TASK TO CARRY OUT: Determine which lines of the records include the word "Revalidation", and copy them.

PROVIDED ENTRIES:
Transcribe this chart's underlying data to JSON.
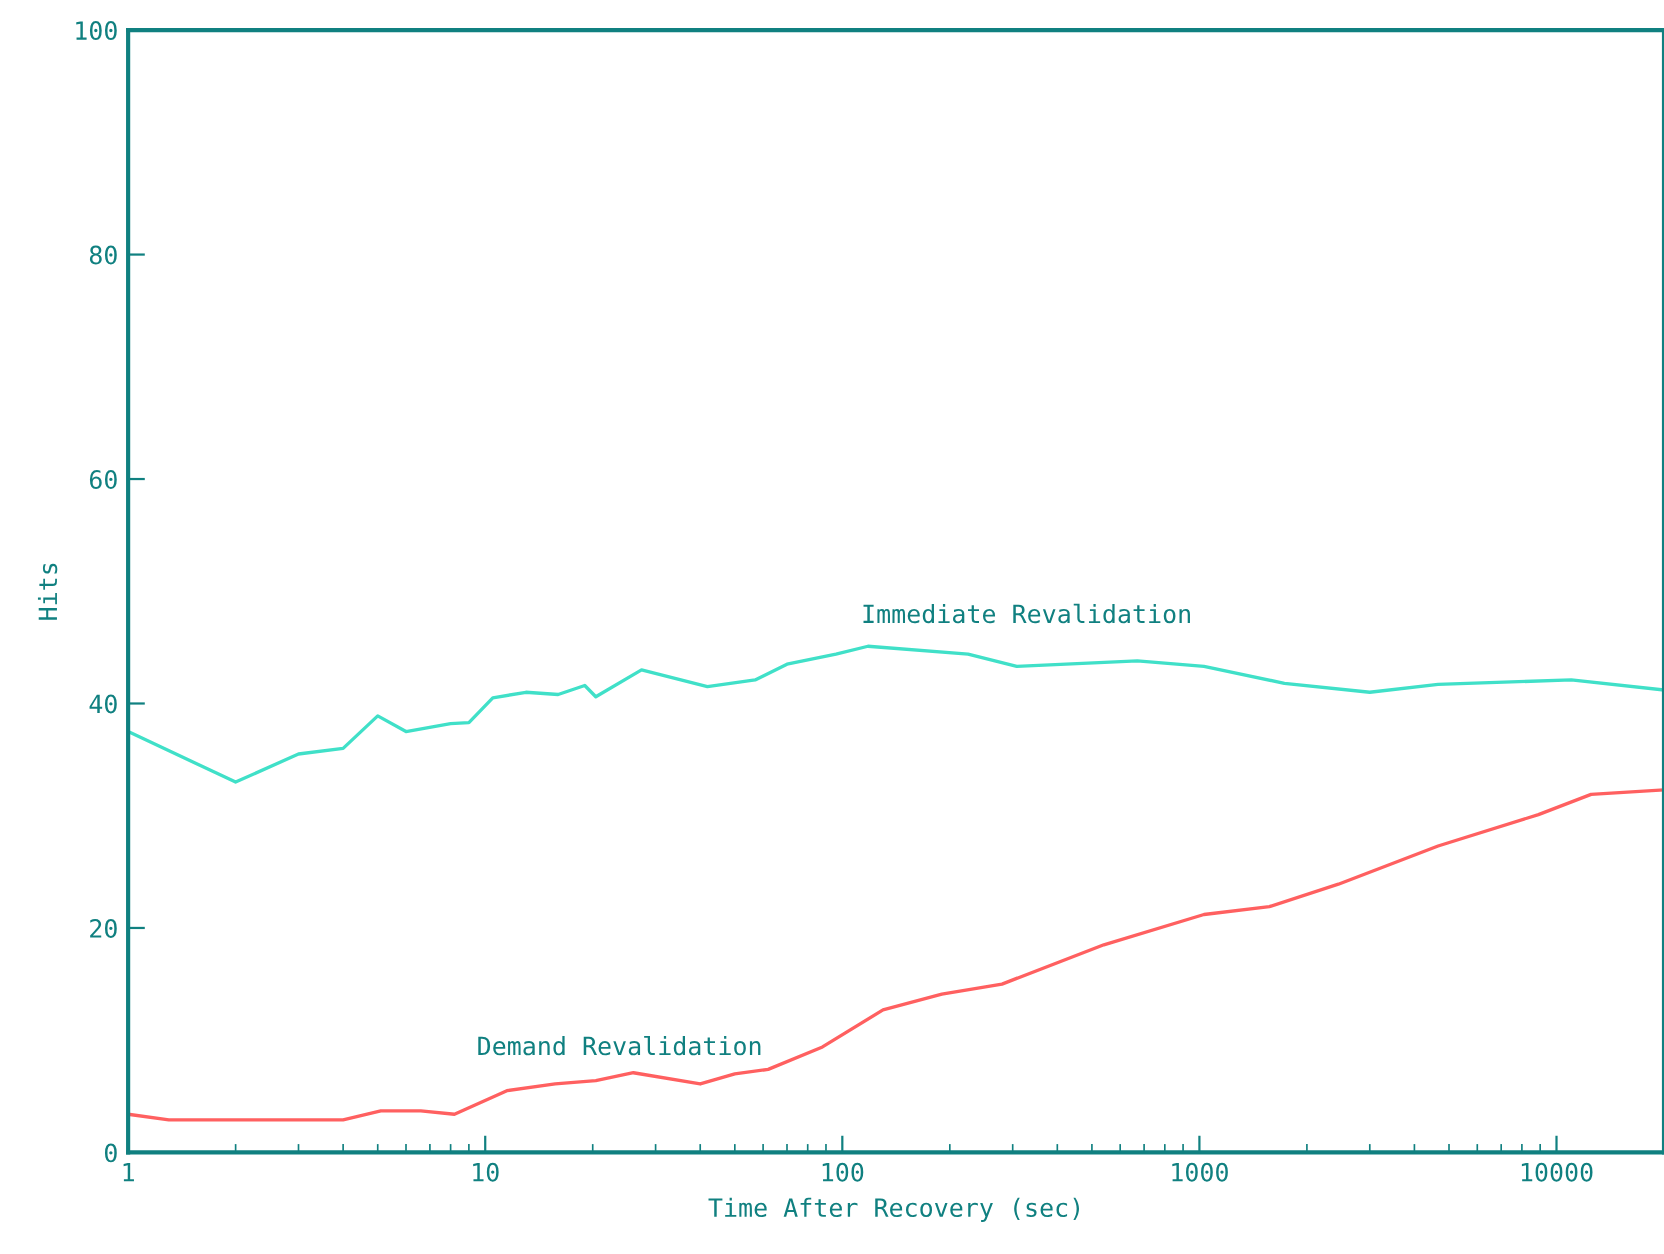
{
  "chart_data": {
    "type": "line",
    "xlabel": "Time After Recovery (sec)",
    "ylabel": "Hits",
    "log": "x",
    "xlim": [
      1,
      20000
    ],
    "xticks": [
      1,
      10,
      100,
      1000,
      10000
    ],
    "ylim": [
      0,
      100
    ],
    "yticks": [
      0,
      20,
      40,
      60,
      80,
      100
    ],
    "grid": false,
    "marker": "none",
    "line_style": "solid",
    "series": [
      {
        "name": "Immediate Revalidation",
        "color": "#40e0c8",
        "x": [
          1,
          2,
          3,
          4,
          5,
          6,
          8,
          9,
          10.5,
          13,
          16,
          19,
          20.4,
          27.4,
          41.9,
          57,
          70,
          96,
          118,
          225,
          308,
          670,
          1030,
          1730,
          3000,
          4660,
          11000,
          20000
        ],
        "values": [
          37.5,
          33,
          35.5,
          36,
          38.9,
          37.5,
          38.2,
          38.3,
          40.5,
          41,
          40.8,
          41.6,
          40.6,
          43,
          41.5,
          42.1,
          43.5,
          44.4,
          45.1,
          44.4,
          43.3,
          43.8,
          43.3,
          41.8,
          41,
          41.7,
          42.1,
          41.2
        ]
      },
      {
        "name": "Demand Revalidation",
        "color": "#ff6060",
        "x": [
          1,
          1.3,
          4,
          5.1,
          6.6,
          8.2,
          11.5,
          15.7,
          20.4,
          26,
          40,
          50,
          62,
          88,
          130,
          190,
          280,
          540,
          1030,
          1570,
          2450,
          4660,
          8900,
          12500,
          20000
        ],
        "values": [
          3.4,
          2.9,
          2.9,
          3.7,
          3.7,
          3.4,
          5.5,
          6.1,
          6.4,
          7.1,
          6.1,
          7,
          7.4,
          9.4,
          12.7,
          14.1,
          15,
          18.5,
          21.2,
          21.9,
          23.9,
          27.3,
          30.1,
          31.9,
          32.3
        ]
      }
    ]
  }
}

ANSWER TO THE PROBLEM:
        "name": "Immediate Revalidation",
        "name": "Demand Revalidation",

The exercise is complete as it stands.